— start Records for the task —
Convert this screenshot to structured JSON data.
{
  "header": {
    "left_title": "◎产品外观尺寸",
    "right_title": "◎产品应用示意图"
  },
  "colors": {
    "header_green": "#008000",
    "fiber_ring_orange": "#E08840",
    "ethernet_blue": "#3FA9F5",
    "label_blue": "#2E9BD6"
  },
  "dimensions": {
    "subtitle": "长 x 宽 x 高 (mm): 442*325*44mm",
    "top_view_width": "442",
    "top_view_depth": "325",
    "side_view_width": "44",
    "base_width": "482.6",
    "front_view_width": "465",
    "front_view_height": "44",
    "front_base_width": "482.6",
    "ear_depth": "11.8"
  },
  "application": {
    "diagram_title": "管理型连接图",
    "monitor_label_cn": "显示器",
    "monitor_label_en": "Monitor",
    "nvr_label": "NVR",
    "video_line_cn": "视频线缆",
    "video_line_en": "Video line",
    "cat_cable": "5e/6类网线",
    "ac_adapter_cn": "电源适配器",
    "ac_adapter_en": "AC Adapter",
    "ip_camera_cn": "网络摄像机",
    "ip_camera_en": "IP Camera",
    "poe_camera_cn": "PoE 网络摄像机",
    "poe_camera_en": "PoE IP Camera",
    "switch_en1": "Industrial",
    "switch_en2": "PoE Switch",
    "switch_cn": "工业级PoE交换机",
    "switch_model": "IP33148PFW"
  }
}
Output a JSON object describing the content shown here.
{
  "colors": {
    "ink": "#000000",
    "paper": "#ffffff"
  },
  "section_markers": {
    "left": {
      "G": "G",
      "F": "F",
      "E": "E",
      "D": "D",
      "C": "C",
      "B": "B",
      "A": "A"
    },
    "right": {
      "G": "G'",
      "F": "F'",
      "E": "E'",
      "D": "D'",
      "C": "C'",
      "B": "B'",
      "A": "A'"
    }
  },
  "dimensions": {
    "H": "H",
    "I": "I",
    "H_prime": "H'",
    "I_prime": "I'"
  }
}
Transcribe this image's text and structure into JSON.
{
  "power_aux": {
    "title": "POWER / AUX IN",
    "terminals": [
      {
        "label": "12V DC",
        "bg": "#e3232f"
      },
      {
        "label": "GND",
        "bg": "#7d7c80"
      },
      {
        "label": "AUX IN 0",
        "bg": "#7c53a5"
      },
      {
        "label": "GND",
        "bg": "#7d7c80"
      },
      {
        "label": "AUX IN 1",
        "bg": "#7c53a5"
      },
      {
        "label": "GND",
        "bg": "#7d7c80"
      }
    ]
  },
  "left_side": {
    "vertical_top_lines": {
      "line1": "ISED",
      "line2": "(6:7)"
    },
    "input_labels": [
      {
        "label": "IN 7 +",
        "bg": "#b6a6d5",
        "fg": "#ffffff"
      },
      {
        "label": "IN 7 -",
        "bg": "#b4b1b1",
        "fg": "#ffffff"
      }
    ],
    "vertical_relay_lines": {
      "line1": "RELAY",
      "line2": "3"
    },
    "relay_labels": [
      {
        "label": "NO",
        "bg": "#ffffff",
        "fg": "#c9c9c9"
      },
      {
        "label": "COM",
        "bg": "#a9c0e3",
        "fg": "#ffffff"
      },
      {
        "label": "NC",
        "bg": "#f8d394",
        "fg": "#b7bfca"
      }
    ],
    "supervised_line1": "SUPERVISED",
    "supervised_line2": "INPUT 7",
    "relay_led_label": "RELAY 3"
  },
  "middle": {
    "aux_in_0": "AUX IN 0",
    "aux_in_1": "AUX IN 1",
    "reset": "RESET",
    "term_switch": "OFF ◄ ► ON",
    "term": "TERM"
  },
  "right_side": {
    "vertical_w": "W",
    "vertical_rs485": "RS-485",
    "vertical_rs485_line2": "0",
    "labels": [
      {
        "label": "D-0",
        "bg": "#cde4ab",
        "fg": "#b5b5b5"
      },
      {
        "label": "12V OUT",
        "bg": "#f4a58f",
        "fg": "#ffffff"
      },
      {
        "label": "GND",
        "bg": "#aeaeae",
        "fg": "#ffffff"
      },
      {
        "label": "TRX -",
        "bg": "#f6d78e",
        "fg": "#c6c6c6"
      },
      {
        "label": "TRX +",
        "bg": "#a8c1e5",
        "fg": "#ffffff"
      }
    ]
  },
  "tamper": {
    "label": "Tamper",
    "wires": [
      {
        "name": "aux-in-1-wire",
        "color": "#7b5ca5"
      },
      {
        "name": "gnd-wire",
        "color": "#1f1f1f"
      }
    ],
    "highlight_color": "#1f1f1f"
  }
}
— end Records for the task —
## The exercise:
Extract the complete data, matching each line exactly.

## Answer for this exercise:
Convert this screenshot to structured JSON data.
{
  "header": {
    "left_title": "◎产品外观尺寸",
    "right_title": "◎产品应用示意图"
  },
  "colors": {
    "header_green": "#008000",
    "fiber_ring_orange": "#E08840",
    "ethernet_blue": "#3FA9F5",
    "label_blue": "#2E9BD6"
  },
  "dimensions": {
    "subtitle": "长 x 宽 x 高 (mm): 442*325*44mm",
    "top_view_width": "442",
    "top_view_depth": "325",
    "side_view_width": "44",
    "base_width": "482.6",
    "front_view_width": "465",
    "front_view_height": "44",
    "front_base_width": "482.6",
    "ear_depth": "11.8"
  },
  "application": {
    "diagram_title": "管理型连接图",
    "monitor_label_cn": "显示器",
    "monitor_label_en": "Monitor",
    "nvr_label": "NVR",
    "video_line_cn": "视频线缆",
    "video_line_en": "Video line",
    "cat_cable": "5e/6类网线",
    "ac_adapter_cn": "电源适配器",
    "ac_adapter_en": "AC Adapter",
    "ip_camera_cn": "网络摄像机",
    "ip_camera_en": "IP Camera",
    "poe_camera_cn": "PoE 网络摄像机",
    "poe_camera_en": "PoE IP Camera",
    "switch_en1": "Industrial",
    "switch_en2": "PoE Switch",
    "switch_cn": "工业级PoE交换机",
    "switch_model": "IP33148PFW"
  }
}
Output a JSON object describing the content shown here.
{
  "colors": {
    "ink": "#000000",
    "paper": "#ffffff"
  },
  "section_markers": {
    "left": {
      "G": "G",
      "F": "F",
      "E": "E",
      "D": "D",
      "C": "C",
      "B": "B",
      "A": "A"
    },
    "right": {
      "G": "G'",
      "F": "F'",
      "E": "E'",
      "D": "D'",
      "C": "C'",
      "B": "B'",
      "A": "A'"
    }
  },
  "dimensions": {
    "H": "H",
    "I": "I",
    "H_prime": "H'",
    "I_prime": "I'"
  }
}
Transcribe this image's text and structure into JSON.
{
  "power_aux": {
    "title": "POWER / AUX IN",
    "terminals": [
      {
        "label": "12V DC",
        "bg": "#e3232f"
      },
      {
        "label": "GND",
        "bg": "#7d7c80"
      },
      {
        "label": "AUX IN 0",
        "bg": "#7c53a5"
      },
      {
        "label": "GND",
        "bg": "#7d7c80"
      },
      {
        "label": "AUX IN 1",
        "bg": "#7c53a5"
      },
      {
        "label": "GND",
        "bg": "#7d7c80"
      }
    ]
  },
  "left_side": {
    "vertical_top_lines": {
      "line1": "ISED",
      "line2": "(6:7)"
    },
    "input_labels": [
      {
        "label": "IN 7 +",
        "bg": "#b6a6d5",
        "fg": "#ffffff"
      },
      {
        "label": "IN 7 -",
        "bg": "#b4b1b1",
        "fg": "#ffffff"
      }
    ],
    "vertical_relay_lines": {
      "line1": "RELAY",
      "line2": "3"
    },
    "relay_labels": [
      {
        "label": "NO",
        "bg": "#ffffff",
        "fg": "#c9c9c9"
      },
      {
        "label": "COM",
        "bg": "#a9c0e3",
        "fg": "#ffffff"
      },
      {
        "label": "NC",
        "bg": "#f8d394",
        "fg": "#b7bfca"
      }
    ],
    "supervised_line1": "SUPERVISED",
    "supervised_line2": "INPUT 7",
    "relay_led_label": "RELAY 3"
  },
  "middle": {
    "aux_in_0": "AUX IN 0",
    "aux_in_1": "AUX IN 1",
    "reset": "RESET",
    "term_switch": "OFF ◄ ► ON",
    "term": "TERM"
  },
  "right_side": {
    "vertical_w": "W",
    "vertical_rs485": "RS-485",
    "vertical_rs485_line2": "0",
    "labels": [
      {
        "label": "D-0",
        "bg": "#cde4ab",
        "fg": "#b5b5b5"
      },
      {
        "label": "12V OUT",
        "bg": "#f4a58f",
        "fg": "#ffffff"
      },
      {
        "label": "GND",
        "bg": "#aeaeae",
        "fg": "#ffffff"
      },
      {
        "label": "TRX -",
        "bg": "#f6d78e",
        "fg": "#c6c6c6"
      },
      {
        "label": "TRX +",
        "bg": "#a8c1e5",
        "fg": "#ffffff"
      }
    ]
  },
  "tamper": {
    "label": "Tamper",
    "wires": [
      {
        "name": "aux-in-1-wire",
        "color": "#7b5ca5"
      },
      {
        "name": "gnd-wire",
        "color": "#1f1f1f"
      }
    ],
    "highlight_color": "#1f1f1f"
  }
}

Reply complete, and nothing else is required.